[Page element annotations]
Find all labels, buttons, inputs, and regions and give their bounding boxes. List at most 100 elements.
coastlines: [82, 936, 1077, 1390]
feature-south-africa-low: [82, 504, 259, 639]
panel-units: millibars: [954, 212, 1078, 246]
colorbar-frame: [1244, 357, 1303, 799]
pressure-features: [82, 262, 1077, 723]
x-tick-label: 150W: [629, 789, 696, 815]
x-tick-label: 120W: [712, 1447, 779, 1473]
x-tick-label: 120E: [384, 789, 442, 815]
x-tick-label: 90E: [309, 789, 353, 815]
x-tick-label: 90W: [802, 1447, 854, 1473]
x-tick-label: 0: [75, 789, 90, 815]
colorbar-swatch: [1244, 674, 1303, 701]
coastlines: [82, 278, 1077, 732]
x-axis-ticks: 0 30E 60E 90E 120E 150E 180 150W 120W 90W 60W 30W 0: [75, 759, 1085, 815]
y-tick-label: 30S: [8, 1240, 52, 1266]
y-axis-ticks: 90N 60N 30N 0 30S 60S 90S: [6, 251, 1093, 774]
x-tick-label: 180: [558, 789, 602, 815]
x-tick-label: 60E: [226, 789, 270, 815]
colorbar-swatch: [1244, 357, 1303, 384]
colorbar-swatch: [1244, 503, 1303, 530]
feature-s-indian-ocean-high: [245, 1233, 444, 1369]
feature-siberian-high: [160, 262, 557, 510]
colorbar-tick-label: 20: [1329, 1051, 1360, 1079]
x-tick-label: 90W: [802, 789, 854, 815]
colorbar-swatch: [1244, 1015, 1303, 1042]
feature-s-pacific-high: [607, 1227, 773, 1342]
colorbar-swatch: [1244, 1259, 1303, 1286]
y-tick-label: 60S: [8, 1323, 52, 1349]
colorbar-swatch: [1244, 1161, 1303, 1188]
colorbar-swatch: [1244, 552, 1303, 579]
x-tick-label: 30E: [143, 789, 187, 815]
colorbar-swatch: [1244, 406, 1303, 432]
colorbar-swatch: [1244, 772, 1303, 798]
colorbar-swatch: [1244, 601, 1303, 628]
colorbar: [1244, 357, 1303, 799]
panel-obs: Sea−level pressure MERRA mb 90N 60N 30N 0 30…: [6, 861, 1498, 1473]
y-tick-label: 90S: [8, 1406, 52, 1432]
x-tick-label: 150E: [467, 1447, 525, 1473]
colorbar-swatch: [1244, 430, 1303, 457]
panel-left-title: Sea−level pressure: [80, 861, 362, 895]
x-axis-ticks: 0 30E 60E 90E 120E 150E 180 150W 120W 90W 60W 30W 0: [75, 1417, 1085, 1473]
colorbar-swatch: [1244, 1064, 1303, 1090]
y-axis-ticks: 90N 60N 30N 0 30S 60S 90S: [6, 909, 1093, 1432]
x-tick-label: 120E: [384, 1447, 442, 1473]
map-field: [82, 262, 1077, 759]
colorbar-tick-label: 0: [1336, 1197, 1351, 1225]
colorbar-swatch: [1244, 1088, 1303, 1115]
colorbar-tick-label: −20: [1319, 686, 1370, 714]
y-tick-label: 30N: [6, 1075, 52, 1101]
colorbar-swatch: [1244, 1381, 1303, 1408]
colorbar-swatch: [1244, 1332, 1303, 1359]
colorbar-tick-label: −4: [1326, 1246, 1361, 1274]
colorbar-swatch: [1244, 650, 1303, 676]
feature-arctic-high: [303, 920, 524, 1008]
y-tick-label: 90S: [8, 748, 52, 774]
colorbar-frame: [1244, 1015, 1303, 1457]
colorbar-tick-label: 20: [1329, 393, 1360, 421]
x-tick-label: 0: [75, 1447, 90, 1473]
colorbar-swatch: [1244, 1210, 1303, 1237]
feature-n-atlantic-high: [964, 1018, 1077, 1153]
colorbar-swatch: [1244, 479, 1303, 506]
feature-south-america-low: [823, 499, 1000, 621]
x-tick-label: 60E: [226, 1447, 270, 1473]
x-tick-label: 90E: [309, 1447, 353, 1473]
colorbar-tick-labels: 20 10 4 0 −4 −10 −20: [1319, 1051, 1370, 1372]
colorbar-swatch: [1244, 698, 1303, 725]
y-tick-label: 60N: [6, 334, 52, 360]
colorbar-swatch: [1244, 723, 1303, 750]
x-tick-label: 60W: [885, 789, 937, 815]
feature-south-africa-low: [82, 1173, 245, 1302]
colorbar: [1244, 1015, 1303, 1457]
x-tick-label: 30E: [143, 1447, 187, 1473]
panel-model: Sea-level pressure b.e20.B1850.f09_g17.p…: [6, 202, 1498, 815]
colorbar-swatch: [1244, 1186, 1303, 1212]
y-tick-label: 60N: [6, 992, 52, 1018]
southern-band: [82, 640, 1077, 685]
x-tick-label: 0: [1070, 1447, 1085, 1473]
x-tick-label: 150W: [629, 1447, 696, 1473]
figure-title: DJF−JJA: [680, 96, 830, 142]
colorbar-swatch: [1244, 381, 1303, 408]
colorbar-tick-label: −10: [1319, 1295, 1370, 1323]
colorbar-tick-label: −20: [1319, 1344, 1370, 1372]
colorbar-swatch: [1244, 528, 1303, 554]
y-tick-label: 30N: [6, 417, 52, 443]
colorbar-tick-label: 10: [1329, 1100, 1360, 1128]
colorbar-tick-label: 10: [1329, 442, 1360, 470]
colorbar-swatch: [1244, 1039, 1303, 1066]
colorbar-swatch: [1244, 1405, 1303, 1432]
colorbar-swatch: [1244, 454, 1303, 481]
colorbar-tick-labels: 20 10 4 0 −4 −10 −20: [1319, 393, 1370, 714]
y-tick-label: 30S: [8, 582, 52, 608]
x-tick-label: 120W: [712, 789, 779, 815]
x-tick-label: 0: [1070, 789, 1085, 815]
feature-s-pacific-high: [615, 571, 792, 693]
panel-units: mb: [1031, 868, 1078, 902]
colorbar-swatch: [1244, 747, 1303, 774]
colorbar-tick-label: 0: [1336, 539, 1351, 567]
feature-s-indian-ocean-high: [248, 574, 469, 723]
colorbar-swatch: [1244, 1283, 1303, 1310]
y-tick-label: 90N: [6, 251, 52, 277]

▶ **INSTRUCTIONS TO FOLLOW**:
Output every line of the listing above without any changes.

▶ **WORKED SOLUTION**:
Find all labels, buttons, inputs, and regions and give their bounding boxes. List at most 100 elements.
coastlines: [82, 936, 1077, 1390]
feature-south-africa-low: [82, 504, 259, 639]
panel-units: millibars: [954, 212, 1078, 246]
colorbar-frame: [1244, 357, 1303, 799]
pressure-features: [82, 262, 1077, 723]
x-tick-label: 150W: [629, 789, 696, 815]
x-tick-label: 120W: [712, 1447, 779, 1473]
x-tick-label: 120E: [384, 789, 442, 815]
x-tick-label: 90E: [309, 789, 353, 815]
x-tick-label: 90W: [802, 1447, 854, 1473]
x-tick-label: 0: [75, 789, 90, 815]
colorbar-swatch: [1244, 674, 1303, 701]
coastlines: [82, 278, 1077, 732]
x-axis-ticks: 0 30E 60E 90E 120E 150E 180 150W 120W 90W 60W 30W 0: [75, 759, 1085, 815]
y-tick-label: 30S: [8, 1240, 52, 1266]
y-axis-ticks: 90N 60N 30N 0 30S 60S 90S: [6, 251, 1093, 774]
x-tick-label: 180: [558, 789, 602, 815]
x-tick-label: 60E: [226, 789, 270, 815]
colorbar-swatch: [1244, 357, 1303, 384]
colorbar-swatch: [1244, 503, 1303, 530]
feature-s-indian-ocean-high: [245, 1233, 444, 1369]
feature-siberian-high: [160, 262, 557, 510]
colorbar-tick-label: 20: [1329, 1051, 1360, 1079]
x-tick-label: 90W: [802, 789, 854, 815]
colorbar-swatch: [1244, 1015, 1303, 1042]
feature-s-pacific-high: [607, 1227, 773, 1342]
colorbar-swatch: [1244, 1259, 1303, 1286]
y-tick-label: 60S: [8, 1323, 52, 1349]
colorbar-swatch: [1244, 1161, 1303, 1188]
colorbar-swatch: [1244, 552, 1303, 579]
x-tick-label: 30E: [143, 789, 187, 815]
colorbar-swatch: [1244, 406, 1303, 432]
colorbar-swatch: [1244, 772, 1303, 798]
colorbar-swatch: [1244, 601, 1303, 628]
colorbar: [1244, 357, 1303, 799]
panel-obs: Sea−level pressure MERRA mb 90N 60N 30N 0 30…: [6, 861, 1498, 1473]
y-tick-label: 90S: [8, 1406, 52, 1432]
x-tick-label: 150E: [467, 1447, 525, 1473]
colorbar-swatch: [1244, 430, 1303, 457]
panel-left-title: Sea−level pressure: [80, 861, 362, 895]
x-axis-ticks: 0 30E 60E 90E 120E 150E 180 150W 120W 90W 60W 30W 0: [75, 1417, 1085, 1473]
colorbar-swatch: [1244, 1064, 1303, 1090]
y-axis-ticks: 90N 60N 30N 0 30S 60S 90S: [6, 909, 1093, 1432]
x-tick-label: 120E: [384, 1447, 442, 1473]
map-field: [82, 262, 1077, 759]
colorbar-tick-label: 0: [1336, 1197, 1351, 1225]
colorbar-swatch: [1244, 1088, 1303, 1115]
colorbar-tick-label: −20: [1319, 686, 1370, 714]
y-tick-label: 30N: [6, 1075, 52, 1101]
colorbar-swatch: [1244, 1381, 1303, 1408]
colorbar-swatch: [1244, 1332, 1303, 1359]
colorbar-tick-label: −4: [1326, 1246, 1361, 1274]
colorbar-swatch: [1244, 650, 1303, 676]
feature-arctic-high: [303, 920, 524, 1008]
y-tick-label: 90S: [8, 748, 52, 774]
colorbar-frame: [1244, 1015, 1303, 1457]
colorbar-tick-label: 20: [1329, 393, 1360, 421]
x-tick-label: 0: [75, 1447, 90, 1473]
colorbar-swatch: [1244, 1210, 1303, 1237]
feature-n-atlantic-high: [964, 1018, 1077, 1153]
colorbar-swatch: [1244, 479, 1303, 506]
feature-south-america-low: [823, 499, 1000, 621]
x-tick-label: 60E: [226, 1447, 270, 1473]
x-tick-label: 90E: [309, 1447, 353, 1473]
colorbar-tick-labels: 20 10 4 0 −4 −10 −20: [1319, 1051, 1370, 1372]
colorbar-swatch: [1244, 698, 1303, 725]
y-tick-label: 60N: [6, 334, 52, 360]
colorbar-swatch: [1244, 723, 1303, 750]
x-tick-label: 60W: [885, 789, 937, 815]
feature-south-africa-low: [82, 1173, 245, 1302]
colorbar: [1244, 1015, 1303, 1457]
x-tick-label: 30E: [143, 1447, 187, 1473]
panel-model: Sea-level pressure b.e20.B1850.f09_g17.p…: [6, 202, 1498, 815]
colorbar-swatch: [1244, 1186, 1303, 1212]
y-tick-label: 60N: [6, 992, 52, 1018]
southern-band: [82, 640, 1077, 685]
x-tick-label: 0: [1070, 1447, 1085, 1473]
x-tick-label: 150W: [629, 1447, 696, 1473]
figure-title: DJF−JJA: [680, 96, 830, 142]
colorbar-swatch: [1244, 381, 1303, 408]
colorbar-tick-label: −10: [1319, 1295, 1370, 1323]
colorbar-tick-label: −20: [1319, 1344, 1370, 1372]
colorbar-swatch: [1244, 528, 1303, 554]
y-tick-label: 30N: [6, 417, 52, 443]
colorbar-tick-label: 10: [1329, 1100, 1360, 1128]
colorbar-tick-label: 10: [1329, 442, 1360, 470]
colorbar-swatch: [1244, 1039, 1303, 1066]
colorbar-swatch: [1244, 1405, 1303, 1432]
colorbar-swatch: [1244, 454, 1303, 481]
colorbar-tick-labels: 20 10 4 0 −4 −10 −20: [1319, 393, 1370, 714]
y-tick-label: 30S: [8, 582, 52, 608]
x-tick-label: 120W: [712, 789, 779, 815]
x-tick-label: 0: [1070, 789, 1085, 815]
feature-s-pacific-high: [615, 571, 792, 693]
panel-units: mb: [1031, 868, 1078, 902]
colorbar-swatch: [1244, 747, 1303, 774]
colorbar-tick-label: 0: [1336, 539, 1351, 567]
feature-s-indian-ocean-high: [248, 574, 469, 723]
colorbar-swatch: [1244, 1283, 1303, 1310]
y-tick-label: 90N: [6, 251, 52, 277]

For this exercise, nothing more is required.